___ PROVIDED RECORDS ___
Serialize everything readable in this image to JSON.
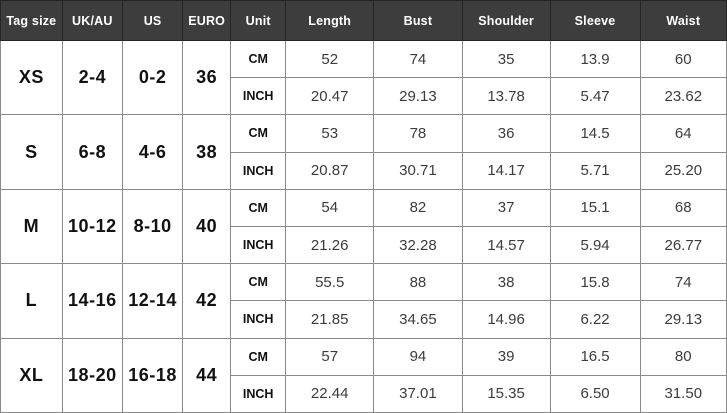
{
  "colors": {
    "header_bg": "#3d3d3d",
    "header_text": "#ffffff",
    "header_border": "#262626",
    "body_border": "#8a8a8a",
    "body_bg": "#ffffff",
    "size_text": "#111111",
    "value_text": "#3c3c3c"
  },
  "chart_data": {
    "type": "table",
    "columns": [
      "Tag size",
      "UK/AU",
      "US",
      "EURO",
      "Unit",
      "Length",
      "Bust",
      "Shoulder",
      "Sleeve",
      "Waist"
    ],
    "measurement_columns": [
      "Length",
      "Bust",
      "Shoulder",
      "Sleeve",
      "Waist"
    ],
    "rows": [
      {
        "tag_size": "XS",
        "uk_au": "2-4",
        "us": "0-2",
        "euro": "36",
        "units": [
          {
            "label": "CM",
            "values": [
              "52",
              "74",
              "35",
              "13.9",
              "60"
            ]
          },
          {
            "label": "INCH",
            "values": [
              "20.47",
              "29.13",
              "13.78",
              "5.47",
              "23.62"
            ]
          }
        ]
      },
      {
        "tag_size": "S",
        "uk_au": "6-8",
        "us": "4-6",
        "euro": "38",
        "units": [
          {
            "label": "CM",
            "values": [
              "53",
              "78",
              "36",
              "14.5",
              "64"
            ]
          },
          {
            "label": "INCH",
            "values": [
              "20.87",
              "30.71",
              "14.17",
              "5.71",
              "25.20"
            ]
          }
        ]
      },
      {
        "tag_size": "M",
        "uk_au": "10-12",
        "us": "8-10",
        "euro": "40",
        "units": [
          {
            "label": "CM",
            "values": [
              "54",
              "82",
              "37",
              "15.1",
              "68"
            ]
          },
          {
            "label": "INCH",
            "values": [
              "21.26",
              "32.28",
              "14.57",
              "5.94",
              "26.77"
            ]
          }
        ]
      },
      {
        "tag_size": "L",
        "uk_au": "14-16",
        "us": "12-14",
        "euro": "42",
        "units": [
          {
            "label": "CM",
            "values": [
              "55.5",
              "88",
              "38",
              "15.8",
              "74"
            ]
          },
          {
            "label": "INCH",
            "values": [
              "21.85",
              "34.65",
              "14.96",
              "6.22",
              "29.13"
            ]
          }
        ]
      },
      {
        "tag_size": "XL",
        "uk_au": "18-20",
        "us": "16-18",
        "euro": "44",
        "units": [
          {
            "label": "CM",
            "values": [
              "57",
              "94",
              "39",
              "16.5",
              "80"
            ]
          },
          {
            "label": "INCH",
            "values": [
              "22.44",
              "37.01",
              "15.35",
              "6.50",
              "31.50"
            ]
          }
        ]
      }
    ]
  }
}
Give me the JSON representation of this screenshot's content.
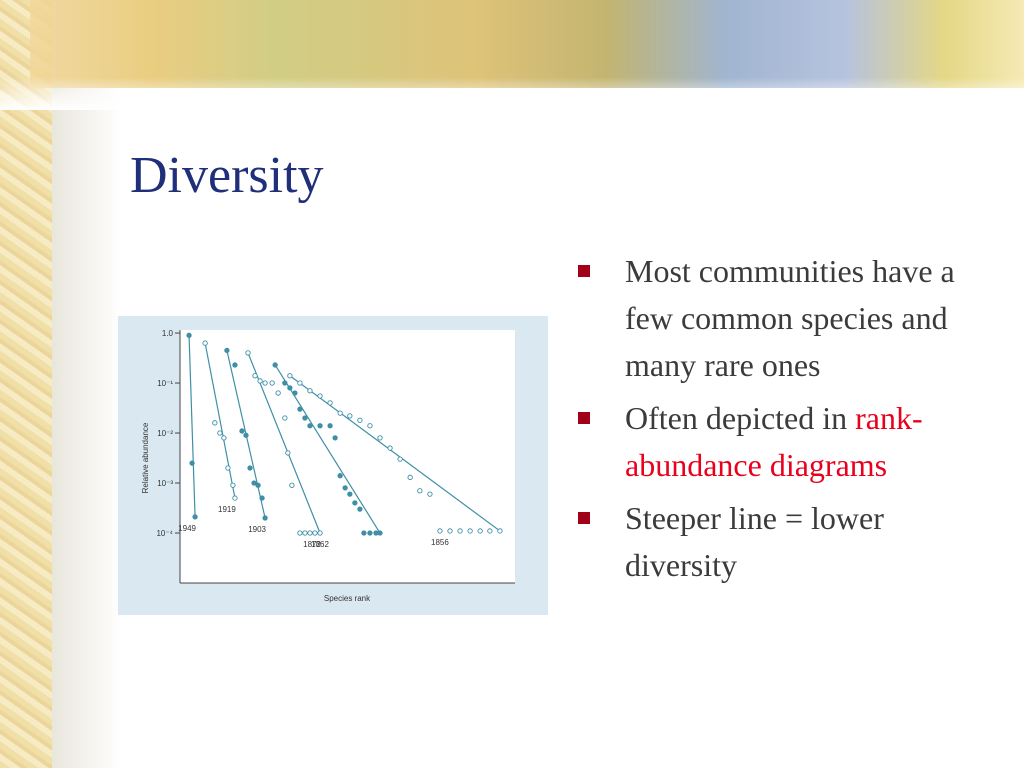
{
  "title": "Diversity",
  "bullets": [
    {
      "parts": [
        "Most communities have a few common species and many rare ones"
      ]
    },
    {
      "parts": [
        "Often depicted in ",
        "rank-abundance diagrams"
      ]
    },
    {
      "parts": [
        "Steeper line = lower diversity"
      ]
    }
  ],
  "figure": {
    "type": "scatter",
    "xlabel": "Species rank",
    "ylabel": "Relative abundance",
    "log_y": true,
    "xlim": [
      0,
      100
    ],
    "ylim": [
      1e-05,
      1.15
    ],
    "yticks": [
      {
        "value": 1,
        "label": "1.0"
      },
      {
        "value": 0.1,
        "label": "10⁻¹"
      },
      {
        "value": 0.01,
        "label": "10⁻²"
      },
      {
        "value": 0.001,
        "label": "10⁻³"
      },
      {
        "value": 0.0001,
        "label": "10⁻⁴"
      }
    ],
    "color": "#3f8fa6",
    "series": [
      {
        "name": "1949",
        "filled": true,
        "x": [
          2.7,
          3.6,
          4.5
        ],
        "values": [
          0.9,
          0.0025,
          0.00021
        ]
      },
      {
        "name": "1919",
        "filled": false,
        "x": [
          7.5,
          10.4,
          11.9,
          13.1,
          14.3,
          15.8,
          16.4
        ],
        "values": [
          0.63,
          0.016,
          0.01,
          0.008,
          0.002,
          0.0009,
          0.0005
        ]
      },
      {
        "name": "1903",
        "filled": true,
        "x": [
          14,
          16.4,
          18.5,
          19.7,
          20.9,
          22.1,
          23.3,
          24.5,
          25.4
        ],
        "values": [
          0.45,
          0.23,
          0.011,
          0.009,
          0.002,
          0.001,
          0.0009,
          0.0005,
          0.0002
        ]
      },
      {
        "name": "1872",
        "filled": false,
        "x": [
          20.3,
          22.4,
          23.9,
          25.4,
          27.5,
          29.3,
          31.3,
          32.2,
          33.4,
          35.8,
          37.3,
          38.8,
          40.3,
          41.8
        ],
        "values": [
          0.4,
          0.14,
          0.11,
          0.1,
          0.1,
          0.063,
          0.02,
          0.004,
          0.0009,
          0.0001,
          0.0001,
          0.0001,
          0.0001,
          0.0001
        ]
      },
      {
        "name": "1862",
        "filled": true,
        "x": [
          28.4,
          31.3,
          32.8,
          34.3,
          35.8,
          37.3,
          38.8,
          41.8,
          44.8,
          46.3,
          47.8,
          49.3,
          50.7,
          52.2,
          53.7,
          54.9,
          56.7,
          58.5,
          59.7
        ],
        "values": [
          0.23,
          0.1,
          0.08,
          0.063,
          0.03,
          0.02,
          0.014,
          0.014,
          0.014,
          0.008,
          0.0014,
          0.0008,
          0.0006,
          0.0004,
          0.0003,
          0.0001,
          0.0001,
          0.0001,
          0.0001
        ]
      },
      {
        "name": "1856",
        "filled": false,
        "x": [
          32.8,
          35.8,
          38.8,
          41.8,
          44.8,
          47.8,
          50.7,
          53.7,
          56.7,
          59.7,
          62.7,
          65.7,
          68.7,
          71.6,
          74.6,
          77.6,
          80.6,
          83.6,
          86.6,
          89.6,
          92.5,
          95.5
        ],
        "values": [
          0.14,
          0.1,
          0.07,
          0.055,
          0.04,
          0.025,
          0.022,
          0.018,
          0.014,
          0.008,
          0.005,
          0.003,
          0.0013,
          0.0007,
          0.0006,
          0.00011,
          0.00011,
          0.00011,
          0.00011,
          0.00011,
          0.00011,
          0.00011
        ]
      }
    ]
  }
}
___
[AIM]: Omit the pictures and output all of the other material exactly.

[WRITTEN ANSWER]:
Serialize everything readable in this image to JSON.
{
  "colors": {
    "header_bg": "#3d3d3d",
    "header_text": "#ffffff",
    "header_border": "#262626",
    "body_border": "#8a8a8a",
    "body_bg": "#ffffff",
    "size_text": "#111111",
    "value_text": "#3c3c3c"
  },
  "chart_data": {
    "type": "table",
    "columns": [
      "Tag size",
      "UK/AU",
      "US",
      "EURO",
      "Unit",
      "Length",
      "Bust",
      "Shoulder",
      "Sleeve",
      "Waist"
    ],
    "measurement_columns": [
      "Length",
      "Bust",
      "Shoulder",
      "Sleeve",
      "Waist"
    ],
    "rows": [
      {
        "tag_size": "XS",
        "uk_au": "2-4",
        "us": "0-2",
        "euro": "36",
        "units": [
          {
            "label": "CM",
            "values": [
              "52",
              "74",
              "35",
              "13.9",
              "60"
            ]
          },
          {
            "label": "INCH",
            "values": [
              "20.47",
              "29.13",
              "13.78",
              "5.47",
              "23.62"
            ]
          }
        ]
      },
      {
        "tag_size": "S",
        "uk_au": "6-8",
        "us": "4-6",
        "euro": "38",
        "units": [
          {
            "label": "CM",
            "values": [
              "53",
              "78",
              "36",
              "14.5",
              "64"
            ]
          },
          {
            "label": "INCH",
            "values": [
              "20.87",
              "30.71",
              "14.17",
              "5.71",
              "25.20"
            ]
          }
        ]
      },
      {
        "tag_size": "M",
        "uk_au": "10-12",
        "us": "8-10",
        "euro": "40",
        "units": [
          {
            "label": "CM",
            "values": [
              "54",
              "82",
              "37",
              "15.1",
              "68"
            ]
          },
          {
            "label": "INCH",
            "values": [
              "21.26",
              "32.28",
              "14.57",
              "5.94",
              "26.77"
            ]
          }
        ]
      },
      {
        "tag_size": "L",
        "uk_au": "14-16",
        "us": "12-14",
        "euro": "42",
        "units": [
          {
            "label": "CM",
            "values": [
              "55.5",
              "88",
              "38",
              "15.8",
              "74"
            ]
          },
          {
            "label": "INCH",
            "values": [
              "21.85",
              "34.65",
              "14.96",
              "6.22",
              "29.13"
            ]
          }
        ]
      },
      {
        "tag_size": "XL",
        "uk_au": "18-20",
        "us": "16-18",
        "euro": "44",
        "units": [
          {
            "label": "CM",
            "values": [
              "57",
              "94",
              "39",
              "16.5",
              "80"
            ]
          },
          {
            "label": "INCH",
            "values": [
              "22.44",
              "37.01",
              "15.35",
              "6.50",
              "31.50"
            ]
          }
        ]
      }
    ]
  }
}
Give me the JSON representation of this screenshot's content.
{
  "title": "Diversity",
  "bullets": [
    {
      "parts": [
        "Most communities have a few common species and many rare ones"
      ]
    },
    {
      "parts": [
        "Often depicted in ",
        "rank-abundance diagrams"
      ]
    },
    {
      "parts": [
        "Steeper line = lower diversity"
      ]
    }
  ],
  "figure": {
    "type": "scatter",
    "xlabel": "Species rank",
    "ylabel": "Relative abundance",
    "log_y": true,
    "xlim": [
      0,
      100
    ],
    "ylim": [
      1e-05,
      1.15
    ],
    "yticks": [
      {
        "value": 1,
        "label": "1.0"
      },
      {
        "value": 0.1,
        "label": "10⁻¹"
      },
      {
        "value": 0.01,
        "label": "10⁻²"
      },
      {
        "value": 0.001,
        "label": "10⁻³"
      },
      {
        "value": 0.0001,
        "label": "10⁻⁴"
      }
    ],
    "color": "#3f8fa6",
    "series": [
      {
        "name": "1949",
        "filled": true,
        "x": [
          2.7,
          3.6,
          4.5
        ],
        "values": [
          0.9,
          0.0025,
          0.00021
        ]
      },
      {
        "name": "1919",
        "filled": false,
        "x": [
          7.5,
          10.4,
          11.9,
          13.1,
          14.3,
          15.8,
          16.4
        ],
        "values": [
          0.63,
          0.016,
          0.01,
          0.008,
          0.002,
          0.0009,
          0.0005
        ]
      },
      {
        "name": "1903",
        "filled": true,
        "x": [
          14,
          16.4,
          18.5,
          19.7,
          20.9,
          22.1,
          23.3,
          24.5,
          25.4
        ],
        "values": [
          0.45,
          0.23,
          0.011,
          0.009,
          0.002,
          0.001,
          0.0009,
          0.0005,
          0.0002
        ]
      },
      {
        "name": "1872",
        "filled": false,
        "x": [
          20.3,
          22.4,
          23.9,
          25.4,
          27.5,
          29.3,
          31.3,
          32.2,
          33.4,
          35.8,
          37.3,
          38.8,
          40.3,
          41.8
        ],
        "values": [
          0.4,
          0.14,
          0.11,
          0.1,
          0.1,
          0.063,
          0.02,
          0.004,
          0.0009,
          0.0001,
          0.0001,
          0.0001,
          0.0001,
          0.0001
        ]
      },
      {
        "name": "1862",
        "filled": true,
        "x": [
          28.4,
          31.3,
          32.8,
          34.3,
          35.8,
          37.3,
          38.8,
          41.8,
          44.8,
          46.3,
          47.8,
          49.3,
          50.7,
          52.2,
          53.7,
          54.9,
          56.7,
          58.5,
          59.7
        ],
        "values": [
          0.23,
          0.1,
          0.08,
          0.063,
          0.03,
          0.02,
          0.014,
          0.014,
          0.014,
          0.008,
          0.0014,
          0.0008,
          0.0006,
          0.0004,
          0.0003,
          0.0001,
          0.0001,
          0.0001,
          0.0001
        ]
      },
      {
        "name": "1856",
        "filled": false,
        "x": [
          32.8,
          35.8,
          38.8,
          41.8,
          44.8,
          47.8,
          50.7,
          53.7,
          56.7,
          59.7,
          62.7,
          65.7,
          68.7,
          71.6,
          74.6,
          77.6,
          80.6,
          83.6,
          86.6,
          89.6,
          92.5,
          95.5
        ],
        "values": [
          0.14,
          0.1,
          0.07,
          0.055,
          0.04,
          0.025,
          0.022,
          0.018,
          0.014,
          0.008,
          0.005,
          0.003,
          0.0013,
          0.0007,
          0.0006,
          0.00011,
          0.00011,
          0.00011,
          0.00011,
          0.00011,
          0.00011,
          0.00011
        ]
      }
    ]
  }
}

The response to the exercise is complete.